Task objective:
Collect from the data below each line with "JSON".

--------------------

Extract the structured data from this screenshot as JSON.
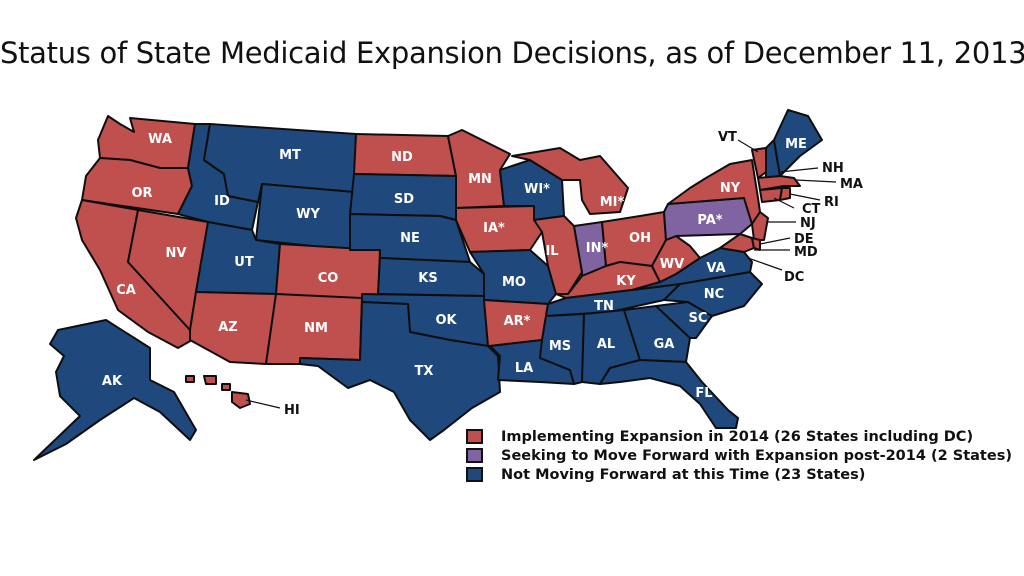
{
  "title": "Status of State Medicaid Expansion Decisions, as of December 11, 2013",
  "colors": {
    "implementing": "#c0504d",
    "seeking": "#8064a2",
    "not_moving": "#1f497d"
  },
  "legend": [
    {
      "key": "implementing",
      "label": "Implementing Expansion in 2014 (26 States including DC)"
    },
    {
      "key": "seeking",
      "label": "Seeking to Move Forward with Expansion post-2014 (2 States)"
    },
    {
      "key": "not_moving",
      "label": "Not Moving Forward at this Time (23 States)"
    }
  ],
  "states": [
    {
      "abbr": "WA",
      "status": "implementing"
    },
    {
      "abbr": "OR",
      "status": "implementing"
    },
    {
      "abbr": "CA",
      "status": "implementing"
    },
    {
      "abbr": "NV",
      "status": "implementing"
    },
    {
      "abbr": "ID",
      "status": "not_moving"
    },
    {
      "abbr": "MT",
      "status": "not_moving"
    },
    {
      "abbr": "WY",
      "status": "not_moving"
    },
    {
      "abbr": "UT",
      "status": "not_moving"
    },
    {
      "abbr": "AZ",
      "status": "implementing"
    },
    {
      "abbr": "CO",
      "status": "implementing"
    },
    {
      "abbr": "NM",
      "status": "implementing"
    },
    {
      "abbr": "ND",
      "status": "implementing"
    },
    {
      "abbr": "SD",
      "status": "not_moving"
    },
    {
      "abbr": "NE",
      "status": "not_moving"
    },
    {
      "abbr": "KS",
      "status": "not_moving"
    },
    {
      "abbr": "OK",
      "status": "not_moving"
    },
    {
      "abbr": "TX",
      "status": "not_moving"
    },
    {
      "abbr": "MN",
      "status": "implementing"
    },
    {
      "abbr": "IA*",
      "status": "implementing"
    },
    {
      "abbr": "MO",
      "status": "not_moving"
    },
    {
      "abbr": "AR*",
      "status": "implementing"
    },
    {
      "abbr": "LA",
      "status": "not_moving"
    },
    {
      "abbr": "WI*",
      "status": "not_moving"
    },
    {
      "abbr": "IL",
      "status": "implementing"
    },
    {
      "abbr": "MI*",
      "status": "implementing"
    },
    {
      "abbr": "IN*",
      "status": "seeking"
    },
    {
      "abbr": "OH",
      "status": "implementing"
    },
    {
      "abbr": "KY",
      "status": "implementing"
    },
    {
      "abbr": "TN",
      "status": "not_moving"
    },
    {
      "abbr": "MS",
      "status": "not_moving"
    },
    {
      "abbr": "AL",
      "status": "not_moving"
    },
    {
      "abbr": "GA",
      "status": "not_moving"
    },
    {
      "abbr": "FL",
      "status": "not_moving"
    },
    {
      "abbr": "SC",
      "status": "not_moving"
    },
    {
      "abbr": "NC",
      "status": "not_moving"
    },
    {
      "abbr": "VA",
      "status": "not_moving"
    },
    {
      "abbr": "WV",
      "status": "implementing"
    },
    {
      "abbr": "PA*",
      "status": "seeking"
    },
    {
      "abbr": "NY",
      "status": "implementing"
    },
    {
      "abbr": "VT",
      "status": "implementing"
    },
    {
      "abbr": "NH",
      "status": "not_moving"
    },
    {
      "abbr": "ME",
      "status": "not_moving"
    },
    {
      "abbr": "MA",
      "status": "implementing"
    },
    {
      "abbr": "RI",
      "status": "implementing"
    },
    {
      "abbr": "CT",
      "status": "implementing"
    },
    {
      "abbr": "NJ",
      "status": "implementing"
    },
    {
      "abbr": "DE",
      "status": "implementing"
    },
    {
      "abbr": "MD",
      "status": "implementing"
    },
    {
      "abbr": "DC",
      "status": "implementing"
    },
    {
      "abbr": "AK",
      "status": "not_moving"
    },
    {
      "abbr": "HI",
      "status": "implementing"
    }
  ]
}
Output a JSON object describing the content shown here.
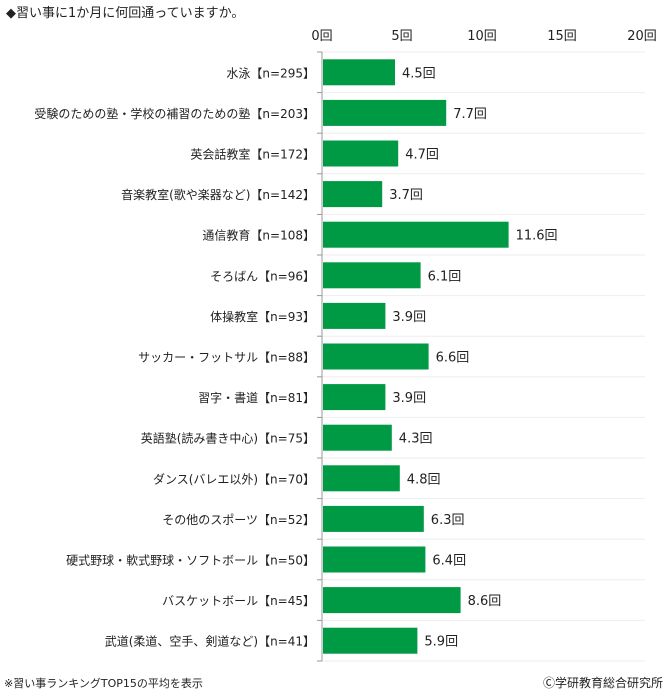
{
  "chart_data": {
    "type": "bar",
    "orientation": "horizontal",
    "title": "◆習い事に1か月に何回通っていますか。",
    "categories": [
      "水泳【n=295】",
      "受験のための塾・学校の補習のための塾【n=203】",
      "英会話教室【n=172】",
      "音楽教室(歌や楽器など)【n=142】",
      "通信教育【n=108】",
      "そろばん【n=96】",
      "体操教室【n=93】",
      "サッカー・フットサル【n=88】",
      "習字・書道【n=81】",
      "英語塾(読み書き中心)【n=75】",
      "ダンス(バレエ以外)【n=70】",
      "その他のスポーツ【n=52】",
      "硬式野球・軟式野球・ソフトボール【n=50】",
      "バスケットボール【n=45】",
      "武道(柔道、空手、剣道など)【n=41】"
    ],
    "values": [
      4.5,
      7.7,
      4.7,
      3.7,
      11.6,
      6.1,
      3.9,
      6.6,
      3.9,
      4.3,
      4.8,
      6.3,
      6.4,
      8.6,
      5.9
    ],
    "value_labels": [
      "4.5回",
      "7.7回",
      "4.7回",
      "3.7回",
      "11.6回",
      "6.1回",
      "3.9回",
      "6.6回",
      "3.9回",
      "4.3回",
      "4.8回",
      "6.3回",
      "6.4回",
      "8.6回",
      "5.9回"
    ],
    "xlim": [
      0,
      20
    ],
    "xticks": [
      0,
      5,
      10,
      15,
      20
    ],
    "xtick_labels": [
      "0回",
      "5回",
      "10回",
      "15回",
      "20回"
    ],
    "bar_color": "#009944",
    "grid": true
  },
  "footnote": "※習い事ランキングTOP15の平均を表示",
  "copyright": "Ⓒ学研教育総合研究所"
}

--------------------

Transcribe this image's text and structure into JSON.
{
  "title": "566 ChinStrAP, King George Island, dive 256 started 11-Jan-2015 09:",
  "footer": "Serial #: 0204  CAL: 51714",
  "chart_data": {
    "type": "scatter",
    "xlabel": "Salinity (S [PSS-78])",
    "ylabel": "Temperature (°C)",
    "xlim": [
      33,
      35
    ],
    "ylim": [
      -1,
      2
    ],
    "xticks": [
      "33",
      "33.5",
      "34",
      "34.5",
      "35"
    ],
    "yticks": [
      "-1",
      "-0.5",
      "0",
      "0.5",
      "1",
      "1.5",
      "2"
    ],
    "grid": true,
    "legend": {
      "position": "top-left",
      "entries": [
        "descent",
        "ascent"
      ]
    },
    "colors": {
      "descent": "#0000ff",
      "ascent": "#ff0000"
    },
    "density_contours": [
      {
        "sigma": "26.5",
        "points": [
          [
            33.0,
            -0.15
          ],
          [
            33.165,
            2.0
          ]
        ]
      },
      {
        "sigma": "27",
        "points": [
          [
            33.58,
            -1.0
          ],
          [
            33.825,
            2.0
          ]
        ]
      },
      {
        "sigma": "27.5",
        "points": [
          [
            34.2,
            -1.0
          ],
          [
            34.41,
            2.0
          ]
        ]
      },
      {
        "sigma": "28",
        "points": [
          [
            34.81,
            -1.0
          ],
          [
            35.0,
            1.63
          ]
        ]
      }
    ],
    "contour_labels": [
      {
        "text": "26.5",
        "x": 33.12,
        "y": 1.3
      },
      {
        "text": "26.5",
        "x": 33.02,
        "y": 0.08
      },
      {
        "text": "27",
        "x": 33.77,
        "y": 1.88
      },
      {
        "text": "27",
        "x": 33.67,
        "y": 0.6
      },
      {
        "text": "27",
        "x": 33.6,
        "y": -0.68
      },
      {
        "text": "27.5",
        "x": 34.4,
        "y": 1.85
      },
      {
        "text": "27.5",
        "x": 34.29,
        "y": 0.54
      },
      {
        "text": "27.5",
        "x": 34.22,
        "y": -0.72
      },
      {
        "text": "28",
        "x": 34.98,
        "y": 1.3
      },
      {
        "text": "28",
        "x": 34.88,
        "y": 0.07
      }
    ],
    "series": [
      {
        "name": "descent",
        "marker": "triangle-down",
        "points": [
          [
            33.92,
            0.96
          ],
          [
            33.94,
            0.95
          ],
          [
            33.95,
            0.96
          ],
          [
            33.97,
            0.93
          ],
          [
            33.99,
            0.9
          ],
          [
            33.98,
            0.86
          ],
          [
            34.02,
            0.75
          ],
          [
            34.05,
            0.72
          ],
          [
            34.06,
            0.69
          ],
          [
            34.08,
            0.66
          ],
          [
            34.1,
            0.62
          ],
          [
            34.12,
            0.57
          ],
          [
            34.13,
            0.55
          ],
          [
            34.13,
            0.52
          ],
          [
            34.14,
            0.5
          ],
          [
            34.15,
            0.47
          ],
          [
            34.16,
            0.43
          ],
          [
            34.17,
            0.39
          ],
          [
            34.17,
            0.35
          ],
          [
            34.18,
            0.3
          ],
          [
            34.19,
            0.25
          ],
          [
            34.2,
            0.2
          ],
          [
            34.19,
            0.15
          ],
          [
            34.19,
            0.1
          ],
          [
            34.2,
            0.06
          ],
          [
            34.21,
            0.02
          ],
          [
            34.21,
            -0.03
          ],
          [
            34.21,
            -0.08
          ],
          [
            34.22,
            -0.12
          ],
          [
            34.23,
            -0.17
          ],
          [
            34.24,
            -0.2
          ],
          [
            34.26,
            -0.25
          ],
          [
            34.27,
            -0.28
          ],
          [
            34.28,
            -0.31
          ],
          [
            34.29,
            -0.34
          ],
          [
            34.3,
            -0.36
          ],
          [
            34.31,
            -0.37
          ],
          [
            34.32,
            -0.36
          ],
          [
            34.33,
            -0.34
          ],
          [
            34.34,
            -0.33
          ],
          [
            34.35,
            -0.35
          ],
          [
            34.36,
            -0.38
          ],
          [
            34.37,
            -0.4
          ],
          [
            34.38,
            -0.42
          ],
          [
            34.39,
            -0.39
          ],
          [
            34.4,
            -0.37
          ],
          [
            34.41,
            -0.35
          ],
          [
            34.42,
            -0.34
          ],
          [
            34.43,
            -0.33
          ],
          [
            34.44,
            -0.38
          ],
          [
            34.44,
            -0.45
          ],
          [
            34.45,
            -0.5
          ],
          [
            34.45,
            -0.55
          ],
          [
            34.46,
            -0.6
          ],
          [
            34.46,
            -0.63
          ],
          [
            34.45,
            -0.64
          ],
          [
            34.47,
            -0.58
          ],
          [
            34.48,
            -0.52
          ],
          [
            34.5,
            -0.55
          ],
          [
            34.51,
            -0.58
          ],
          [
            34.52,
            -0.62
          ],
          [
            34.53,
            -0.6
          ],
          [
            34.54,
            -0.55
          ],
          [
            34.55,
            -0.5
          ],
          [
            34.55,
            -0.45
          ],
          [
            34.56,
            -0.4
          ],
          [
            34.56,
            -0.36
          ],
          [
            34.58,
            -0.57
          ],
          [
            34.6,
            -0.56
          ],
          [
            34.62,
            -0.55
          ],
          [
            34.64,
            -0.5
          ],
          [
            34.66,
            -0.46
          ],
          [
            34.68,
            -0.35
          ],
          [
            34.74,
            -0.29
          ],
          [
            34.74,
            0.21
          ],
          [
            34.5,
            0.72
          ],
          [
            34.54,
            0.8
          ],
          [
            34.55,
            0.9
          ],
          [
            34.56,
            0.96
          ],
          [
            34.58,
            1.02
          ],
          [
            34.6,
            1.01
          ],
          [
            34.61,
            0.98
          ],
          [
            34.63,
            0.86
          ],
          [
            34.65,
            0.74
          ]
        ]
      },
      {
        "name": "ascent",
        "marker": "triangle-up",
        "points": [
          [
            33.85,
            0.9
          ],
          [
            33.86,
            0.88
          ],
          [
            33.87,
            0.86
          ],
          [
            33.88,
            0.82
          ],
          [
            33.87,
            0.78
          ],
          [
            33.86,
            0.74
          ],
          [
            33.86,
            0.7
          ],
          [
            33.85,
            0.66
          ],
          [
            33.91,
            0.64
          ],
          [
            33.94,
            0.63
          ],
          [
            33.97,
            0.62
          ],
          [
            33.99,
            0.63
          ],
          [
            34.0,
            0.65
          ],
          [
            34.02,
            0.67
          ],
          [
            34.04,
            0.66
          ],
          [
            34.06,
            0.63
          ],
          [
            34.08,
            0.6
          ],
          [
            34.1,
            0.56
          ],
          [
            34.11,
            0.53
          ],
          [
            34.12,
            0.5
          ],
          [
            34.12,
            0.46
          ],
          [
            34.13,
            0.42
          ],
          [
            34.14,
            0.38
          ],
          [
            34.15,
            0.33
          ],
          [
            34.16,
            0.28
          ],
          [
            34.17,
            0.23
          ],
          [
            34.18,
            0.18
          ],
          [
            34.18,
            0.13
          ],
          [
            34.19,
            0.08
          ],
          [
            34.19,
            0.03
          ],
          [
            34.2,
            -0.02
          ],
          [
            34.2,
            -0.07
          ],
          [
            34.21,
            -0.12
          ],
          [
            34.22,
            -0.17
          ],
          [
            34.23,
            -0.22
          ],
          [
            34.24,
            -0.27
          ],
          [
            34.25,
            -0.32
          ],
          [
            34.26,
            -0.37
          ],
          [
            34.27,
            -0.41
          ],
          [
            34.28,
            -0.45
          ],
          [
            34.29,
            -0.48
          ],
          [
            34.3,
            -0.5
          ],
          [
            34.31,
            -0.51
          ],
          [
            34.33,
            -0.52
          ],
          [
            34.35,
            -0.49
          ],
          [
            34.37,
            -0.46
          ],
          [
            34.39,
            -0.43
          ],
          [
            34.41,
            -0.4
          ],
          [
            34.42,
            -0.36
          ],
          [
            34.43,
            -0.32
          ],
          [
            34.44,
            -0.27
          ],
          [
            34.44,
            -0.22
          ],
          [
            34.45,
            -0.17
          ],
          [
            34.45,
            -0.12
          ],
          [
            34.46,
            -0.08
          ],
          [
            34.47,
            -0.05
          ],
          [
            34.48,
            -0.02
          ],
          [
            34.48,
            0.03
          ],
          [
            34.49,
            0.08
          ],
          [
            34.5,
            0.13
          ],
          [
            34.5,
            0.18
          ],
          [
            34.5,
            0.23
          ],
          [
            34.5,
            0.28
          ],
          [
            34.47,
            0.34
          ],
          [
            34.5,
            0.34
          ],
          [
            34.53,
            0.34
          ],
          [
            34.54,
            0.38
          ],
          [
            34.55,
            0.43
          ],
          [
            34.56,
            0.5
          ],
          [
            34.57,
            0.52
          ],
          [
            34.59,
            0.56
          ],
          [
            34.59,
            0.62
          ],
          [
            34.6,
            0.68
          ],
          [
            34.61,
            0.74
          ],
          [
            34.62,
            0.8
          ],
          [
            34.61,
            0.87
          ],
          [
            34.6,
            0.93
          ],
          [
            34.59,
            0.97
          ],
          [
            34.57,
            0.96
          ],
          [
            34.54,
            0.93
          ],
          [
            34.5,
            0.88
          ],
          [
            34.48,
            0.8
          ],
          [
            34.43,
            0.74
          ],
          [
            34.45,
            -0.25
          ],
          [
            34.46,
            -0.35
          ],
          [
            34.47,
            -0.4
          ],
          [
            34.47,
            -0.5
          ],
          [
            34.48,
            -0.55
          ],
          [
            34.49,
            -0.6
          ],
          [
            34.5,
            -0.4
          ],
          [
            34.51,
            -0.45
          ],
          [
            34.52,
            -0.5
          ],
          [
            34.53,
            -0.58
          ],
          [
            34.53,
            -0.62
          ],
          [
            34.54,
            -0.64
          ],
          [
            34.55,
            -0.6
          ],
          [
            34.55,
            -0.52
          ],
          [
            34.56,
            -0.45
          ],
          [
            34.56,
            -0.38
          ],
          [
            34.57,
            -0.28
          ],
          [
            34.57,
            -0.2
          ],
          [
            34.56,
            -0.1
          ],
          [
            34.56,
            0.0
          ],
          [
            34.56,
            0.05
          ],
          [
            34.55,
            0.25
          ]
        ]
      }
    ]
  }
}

--------------------

Result of this exercise:
Extract the structured data from this screenshot as JSON.
Output a JSON object describing the content shown here.
Transcribe this image's text and structure into JSON.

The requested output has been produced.